AIM:
Collect all lines from the listing that include the string "title".

* * *

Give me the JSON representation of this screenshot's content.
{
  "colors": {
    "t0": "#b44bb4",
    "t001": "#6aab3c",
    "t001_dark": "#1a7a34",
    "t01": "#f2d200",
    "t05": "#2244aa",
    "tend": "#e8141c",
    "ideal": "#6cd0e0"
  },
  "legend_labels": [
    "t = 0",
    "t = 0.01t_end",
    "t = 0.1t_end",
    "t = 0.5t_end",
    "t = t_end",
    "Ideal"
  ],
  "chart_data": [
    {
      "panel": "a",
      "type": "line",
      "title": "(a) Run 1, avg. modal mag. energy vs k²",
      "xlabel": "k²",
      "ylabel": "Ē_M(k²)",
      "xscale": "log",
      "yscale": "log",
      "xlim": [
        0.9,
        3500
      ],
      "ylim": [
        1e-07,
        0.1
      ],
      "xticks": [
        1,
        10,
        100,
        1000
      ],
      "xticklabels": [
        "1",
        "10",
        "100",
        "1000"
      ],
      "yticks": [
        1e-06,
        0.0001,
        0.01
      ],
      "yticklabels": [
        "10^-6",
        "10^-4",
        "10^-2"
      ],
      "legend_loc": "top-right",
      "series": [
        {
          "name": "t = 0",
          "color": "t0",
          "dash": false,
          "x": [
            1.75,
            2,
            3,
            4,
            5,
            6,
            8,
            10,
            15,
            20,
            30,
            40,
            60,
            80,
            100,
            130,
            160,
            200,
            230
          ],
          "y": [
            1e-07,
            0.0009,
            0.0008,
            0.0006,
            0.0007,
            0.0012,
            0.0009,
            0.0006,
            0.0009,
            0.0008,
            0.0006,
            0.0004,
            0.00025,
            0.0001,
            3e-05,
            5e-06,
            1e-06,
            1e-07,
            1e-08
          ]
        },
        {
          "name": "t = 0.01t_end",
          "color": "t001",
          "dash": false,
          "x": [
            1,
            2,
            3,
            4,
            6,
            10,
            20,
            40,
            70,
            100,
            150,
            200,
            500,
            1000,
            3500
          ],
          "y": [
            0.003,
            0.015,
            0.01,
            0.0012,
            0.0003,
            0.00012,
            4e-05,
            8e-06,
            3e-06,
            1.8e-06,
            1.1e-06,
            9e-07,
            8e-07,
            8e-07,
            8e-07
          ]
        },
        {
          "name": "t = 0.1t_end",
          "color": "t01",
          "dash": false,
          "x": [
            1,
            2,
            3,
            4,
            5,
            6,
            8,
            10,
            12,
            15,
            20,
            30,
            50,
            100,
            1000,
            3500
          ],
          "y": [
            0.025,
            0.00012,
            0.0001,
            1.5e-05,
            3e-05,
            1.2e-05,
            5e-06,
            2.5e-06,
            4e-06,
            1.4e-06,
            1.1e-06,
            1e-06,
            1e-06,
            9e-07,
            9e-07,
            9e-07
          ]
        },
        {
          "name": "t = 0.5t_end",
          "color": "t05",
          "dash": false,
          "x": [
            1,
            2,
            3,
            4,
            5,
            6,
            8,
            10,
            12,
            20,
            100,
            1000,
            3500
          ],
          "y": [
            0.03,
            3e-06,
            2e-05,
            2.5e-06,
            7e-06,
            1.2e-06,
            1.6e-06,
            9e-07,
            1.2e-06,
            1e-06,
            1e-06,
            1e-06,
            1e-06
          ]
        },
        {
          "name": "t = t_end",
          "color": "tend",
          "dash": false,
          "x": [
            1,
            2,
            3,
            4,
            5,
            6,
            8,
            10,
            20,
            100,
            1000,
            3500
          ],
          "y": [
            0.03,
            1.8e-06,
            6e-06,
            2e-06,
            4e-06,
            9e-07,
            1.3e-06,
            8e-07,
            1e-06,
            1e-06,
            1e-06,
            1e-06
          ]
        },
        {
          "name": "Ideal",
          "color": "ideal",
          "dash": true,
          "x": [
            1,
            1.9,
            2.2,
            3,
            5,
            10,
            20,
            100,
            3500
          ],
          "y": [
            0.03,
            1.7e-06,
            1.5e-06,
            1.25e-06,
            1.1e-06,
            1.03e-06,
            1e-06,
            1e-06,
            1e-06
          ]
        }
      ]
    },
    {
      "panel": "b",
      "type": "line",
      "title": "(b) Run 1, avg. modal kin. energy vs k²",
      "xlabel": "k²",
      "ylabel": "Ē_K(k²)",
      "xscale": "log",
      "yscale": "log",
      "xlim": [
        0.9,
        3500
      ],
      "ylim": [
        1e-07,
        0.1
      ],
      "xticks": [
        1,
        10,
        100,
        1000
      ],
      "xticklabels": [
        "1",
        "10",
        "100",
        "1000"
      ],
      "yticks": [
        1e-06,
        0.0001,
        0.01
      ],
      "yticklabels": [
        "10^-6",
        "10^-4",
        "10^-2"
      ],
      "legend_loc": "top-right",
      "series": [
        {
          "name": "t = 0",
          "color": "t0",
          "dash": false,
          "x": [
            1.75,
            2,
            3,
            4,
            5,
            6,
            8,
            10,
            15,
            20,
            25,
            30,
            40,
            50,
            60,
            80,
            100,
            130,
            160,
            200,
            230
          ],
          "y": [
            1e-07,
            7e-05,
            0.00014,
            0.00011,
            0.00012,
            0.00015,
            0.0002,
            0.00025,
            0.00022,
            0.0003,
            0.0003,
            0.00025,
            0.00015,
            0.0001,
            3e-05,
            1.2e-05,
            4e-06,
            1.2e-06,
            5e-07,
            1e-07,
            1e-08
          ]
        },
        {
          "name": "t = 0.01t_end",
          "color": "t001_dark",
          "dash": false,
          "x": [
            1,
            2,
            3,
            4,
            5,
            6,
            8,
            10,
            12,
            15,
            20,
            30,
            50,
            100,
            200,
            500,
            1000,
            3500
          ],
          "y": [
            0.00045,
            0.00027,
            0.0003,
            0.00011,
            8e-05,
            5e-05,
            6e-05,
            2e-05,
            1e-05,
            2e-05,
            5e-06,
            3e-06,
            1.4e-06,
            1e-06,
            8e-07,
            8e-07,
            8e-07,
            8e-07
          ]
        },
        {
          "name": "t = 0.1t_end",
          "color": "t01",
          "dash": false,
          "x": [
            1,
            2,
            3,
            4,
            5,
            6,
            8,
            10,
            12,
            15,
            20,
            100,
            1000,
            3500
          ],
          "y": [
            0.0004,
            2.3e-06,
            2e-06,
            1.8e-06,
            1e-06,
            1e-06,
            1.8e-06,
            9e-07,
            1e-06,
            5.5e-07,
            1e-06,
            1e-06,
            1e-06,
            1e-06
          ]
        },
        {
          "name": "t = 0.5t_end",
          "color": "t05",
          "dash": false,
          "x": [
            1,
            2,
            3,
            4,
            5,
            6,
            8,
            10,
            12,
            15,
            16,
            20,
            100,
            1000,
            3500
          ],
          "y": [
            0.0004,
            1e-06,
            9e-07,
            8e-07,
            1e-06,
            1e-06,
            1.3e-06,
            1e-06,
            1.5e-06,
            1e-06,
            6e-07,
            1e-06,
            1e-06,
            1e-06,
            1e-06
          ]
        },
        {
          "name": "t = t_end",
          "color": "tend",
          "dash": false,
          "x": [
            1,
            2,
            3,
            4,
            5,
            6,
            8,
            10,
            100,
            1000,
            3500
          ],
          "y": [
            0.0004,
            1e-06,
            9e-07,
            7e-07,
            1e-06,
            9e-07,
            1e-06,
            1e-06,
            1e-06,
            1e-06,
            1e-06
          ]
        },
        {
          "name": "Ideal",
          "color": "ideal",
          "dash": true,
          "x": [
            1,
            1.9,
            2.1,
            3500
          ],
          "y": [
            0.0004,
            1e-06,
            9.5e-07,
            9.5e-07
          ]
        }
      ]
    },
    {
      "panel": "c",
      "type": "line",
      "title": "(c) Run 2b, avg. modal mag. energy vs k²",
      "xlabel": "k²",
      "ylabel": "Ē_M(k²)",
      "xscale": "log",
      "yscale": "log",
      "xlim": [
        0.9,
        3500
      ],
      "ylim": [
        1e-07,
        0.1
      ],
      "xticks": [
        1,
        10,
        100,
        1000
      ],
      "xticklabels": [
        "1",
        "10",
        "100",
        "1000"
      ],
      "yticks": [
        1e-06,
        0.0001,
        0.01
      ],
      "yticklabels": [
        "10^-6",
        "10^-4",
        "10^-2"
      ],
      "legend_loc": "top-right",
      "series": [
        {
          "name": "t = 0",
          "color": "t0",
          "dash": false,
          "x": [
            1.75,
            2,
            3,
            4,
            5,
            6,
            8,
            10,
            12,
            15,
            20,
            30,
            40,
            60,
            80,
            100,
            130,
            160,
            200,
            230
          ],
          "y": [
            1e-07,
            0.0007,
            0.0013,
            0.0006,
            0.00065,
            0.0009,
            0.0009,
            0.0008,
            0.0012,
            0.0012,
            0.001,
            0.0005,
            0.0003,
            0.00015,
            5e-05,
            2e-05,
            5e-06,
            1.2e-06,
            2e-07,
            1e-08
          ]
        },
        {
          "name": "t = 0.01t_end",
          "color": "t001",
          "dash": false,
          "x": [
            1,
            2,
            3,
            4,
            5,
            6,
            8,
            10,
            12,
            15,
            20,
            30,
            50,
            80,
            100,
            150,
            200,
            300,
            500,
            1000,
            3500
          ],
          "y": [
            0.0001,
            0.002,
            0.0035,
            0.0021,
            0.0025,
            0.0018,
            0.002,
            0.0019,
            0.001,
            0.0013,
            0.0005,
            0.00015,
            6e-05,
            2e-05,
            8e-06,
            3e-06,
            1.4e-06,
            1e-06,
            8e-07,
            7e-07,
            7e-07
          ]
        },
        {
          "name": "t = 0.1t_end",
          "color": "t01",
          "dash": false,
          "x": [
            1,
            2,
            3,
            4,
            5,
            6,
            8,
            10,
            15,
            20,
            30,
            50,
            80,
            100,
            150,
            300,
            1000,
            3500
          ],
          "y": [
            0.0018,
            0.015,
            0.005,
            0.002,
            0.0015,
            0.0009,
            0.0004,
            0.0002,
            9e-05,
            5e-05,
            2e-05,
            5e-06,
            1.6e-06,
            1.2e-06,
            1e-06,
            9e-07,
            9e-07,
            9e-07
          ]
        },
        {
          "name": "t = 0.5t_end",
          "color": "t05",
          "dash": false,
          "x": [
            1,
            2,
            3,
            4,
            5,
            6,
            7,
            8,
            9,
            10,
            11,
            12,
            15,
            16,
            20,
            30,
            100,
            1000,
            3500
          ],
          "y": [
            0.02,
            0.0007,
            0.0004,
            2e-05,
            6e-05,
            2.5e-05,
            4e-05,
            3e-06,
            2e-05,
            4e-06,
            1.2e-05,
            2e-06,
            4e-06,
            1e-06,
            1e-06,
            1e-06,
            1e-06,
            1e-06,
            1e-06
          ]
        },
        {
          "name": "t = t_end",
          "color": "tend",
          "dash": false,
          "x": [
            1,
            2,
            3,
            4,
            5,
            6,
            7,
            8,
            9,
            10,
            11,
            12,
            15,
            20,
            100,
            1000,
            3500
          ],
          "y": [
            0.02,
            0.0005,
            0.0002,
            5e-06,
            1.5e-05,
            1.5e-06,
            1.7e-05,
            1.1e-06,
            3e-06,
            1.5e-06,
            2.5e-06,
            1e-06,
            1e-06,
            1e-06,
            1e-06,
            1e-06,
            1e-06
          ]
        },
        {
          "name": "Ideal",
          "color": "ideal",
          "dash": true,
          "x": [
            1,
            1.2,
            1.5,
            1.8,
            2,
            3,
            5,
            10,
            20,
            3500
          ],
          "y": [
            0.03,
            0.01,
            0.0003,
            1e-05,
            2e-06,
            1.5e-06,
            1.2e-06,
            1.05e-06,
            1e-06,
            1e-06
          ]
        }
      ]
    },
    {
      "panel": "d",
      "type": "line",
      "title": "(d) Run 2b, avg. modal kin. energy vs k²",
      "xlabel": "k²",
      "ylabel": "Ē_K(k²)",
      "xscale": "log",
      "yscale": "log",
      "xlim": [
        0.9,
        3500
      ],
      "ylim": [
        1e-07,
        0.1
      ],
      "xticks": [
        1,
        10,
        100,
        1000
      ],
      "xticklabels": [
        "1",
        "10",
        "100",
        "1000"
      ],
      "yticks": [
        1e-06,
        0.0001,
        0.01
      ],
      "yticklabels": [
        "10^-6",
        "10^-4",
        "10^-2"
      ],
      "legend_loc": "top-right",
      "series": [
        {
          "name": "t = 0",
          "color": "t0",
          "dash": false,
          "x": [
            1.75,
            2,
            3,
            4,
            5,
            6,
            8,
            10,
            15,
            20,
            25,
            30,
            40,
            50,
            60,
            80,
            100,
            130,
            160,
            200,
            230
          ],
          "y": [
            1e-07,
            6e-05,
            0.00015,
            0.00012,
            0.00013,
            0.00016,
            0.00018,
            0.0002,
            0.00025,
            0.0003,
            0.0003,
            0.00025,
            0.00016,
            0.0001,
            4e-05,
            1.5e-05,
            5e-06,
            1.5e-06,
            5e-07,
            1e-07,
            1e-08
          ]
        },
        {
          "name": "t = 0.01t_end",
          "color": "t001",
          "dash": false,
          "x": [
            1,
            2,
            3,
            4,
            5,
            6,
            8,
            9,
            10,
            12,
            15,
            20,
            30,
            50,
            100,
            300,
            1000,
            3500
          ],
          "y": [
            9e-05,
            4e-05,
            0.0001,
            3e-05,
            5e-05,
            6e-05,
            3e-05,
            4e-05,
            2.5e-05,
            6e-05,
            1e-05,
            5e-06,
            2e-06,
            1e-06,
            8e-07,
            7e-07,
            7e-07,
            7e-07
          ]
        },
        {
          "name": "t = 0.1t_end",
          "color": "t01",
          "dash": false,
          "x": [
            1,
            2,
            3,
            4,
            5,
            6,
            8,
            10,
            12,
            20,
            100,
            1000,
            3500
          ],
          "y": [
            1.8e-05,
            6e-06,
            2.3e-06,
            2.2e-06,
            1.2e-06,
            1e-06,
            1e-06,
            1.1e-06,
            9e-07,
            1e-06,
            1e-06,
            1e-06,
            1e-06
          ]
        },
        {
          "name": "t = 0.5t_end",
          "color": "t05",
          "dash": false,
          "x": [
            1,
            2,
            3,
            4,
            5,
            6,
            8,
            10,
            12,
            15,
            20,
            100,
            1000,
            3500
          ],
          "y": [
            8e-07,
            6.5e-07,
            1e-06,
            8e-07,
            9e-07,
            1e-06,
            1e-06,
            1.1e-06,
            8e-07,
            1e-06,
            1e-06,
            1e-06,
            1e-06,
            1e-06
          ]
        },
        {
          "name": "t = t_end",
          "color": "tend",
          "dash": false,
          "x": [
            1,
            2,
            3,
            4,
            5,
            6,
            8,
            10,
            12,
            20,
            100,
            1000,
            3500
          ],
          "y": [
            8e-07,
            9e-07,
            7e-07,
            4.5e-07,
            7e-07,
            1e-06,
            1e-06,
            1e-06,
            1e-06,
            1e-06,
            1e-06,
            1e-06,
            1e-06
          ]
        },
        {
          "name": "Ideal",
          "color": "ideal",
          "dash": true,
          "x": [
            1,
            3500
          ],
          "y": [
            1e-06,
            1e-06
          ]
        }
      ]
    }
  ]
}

* * *

FINISHED EXERCISE:
      "title": "(a) Run 1, avg. modal mag. energy vs k²",
      "title": "(b) Run 1, avg. modal kin. energy vs k²",
      "title": "(c) Run 2b, avg. modal mag. energy vs k²",
      "title": "(d) Run 2b, avg. modal kin. energy vs k²",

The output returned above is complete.